** START OF Text shown **
Interest Payment Date” means (a) with respect to any ABR Loan (other than a Protective Advance or an Overadvance) or Canadian Prime Rate Loan, the first Business Day of each calendar quarter and the Maturity Date, (b) with respect to any Eurodollar Loan or CDOR Rate Loan, the last day of the Interest Period applicable to the Borrowing of which such Loan is a part and, in the case of a Eurodollar Borrowing with an Interest Period of more than three (3) months’ duration, such day or days prior to the last day of such Interest Period as shall occur at intervals of three (3) months’ duration after the first day of such Interest Period, and the Maturity Date, and (c) with respect to any Protective Advance or Overadvance, the day that such Loan is required to be repaid and the Maturity Date.
** END OF Text shown **
** START OF Items **
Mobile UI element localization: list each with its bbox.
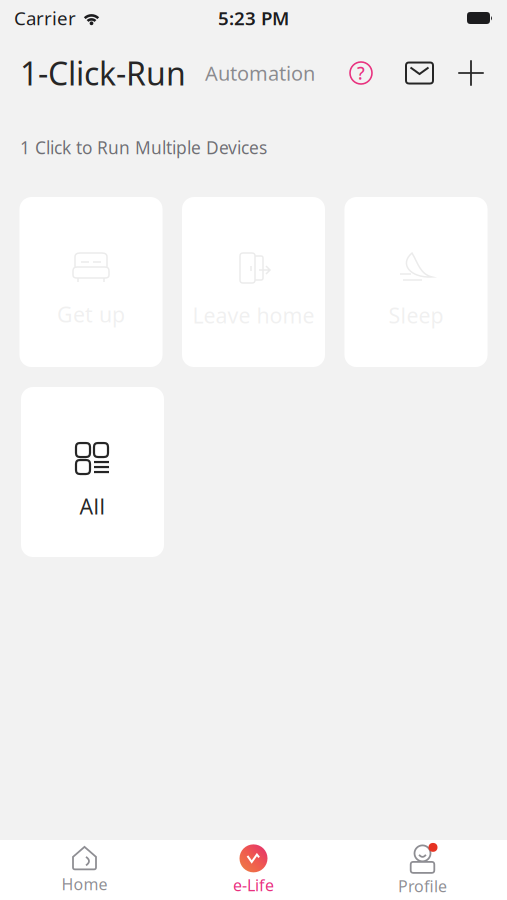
** END OF Items **
** START OF Items **
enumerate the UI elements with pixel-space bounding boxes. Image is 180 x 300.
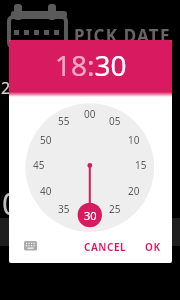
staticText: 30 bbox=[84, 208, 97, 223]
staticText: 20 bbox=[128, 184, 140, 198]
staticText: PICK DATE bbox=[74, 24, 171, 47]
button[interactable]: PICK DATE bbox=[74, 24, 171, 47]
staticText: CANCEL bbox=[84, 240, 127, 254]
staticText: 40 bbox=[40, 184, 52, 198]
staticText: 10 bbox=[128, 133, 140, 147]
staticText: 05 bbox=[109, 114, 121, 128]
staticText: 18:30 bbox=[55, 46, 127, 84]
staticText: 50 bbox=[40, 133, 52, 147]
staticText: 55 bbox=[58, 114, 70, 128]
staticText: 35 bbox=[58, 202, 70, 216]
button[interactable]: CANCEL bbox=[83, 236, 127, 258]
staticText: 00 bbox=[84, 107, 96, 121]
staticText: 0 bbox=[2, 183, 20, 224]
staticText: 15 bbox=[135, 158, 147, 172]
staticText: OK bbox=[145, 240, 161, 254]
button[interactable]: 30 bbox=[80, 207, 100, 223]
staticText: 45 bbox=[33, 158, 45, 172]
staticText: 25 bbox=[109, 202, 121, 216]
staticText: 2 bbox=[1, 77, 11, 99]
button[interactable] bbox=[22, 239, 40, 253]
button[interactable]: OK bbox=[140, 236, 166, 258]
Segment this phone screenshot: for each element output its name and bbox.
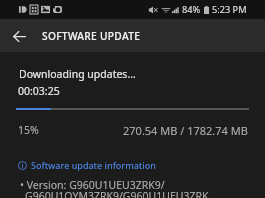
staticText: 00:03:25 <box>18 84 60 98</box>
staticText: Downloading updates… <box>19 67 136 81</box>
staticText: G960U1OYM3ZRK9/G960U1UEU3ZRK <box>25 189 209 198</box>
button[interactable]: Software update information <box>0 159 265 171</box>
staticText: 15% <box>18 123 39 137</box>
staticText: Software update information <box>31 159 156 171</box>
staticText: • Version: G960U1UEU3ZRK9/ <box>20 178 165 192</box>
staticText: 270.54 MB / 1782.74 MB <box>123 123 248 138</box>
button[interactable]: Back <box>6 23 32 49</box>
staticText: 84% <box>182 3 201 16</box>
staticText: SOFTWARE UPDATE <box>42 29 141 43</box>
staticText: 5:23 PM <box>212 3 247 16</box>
** END OF Items **
** START OF Items **
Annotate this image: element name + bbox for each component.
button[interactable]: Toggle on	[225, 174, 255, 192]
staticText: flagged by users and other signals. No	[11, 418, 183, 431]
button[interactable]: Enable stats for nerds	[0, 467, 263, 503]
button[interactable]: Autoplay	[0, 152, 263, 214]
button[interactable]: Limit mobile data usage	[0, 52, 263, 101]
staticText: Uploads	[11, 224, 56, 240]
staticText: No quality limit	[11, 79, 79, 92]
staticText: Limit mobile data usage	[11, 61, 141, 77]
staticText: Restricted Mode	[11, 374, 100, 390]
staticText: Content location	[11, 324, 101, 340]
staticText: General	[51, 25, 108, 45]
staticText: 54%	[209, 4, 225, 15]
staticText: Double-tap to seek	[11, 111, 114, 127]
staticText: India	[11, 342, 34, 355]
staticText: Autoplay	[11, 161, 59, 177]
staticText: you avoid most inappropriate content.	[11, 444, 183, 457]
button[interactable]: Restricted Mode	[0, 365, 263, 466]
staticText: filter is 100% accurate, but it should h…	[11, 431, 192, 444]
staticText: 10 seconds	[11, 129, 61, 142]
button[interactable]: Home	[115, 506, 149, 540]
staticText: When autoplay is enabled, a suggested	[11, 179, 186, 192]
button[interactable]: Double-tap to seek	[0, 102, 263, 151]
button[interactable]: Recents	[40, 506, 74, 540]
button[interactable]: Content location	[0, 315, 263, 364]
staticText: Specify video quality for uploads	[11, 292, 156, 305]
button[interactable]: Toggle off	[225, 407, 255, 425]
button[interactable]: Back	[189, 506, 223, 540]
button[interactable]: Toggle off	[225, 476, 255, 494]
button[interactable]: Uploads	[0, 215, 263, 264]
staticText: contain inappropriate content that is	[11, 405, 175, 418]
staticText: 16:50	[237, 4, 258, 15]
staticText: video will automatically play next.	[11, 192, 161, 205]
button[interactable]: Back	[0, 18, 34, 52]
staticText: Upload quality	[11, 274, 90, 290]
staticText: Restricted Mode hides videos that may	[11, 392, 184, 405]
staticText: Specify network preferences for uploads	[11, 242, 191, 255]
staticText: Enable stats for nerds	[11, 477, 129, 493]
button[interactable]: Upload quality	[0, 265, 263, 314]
** END OF Items **
**Objectives**
1. From the Interest Payment Date definition, list every type of loan or advance it names.
2. According to the Interest Payment Date definition, what are the interest payment dates for a Canadian Prime Rate Loan?

**Solved tasks**
1.
ABR Loan
Protective Advance
Overadvance
Canadian Prime Rate Loan
Eurodollar Loan
CDOR Rate Loan

2. The first Business Day of each calendar quarter and the Maturity Date.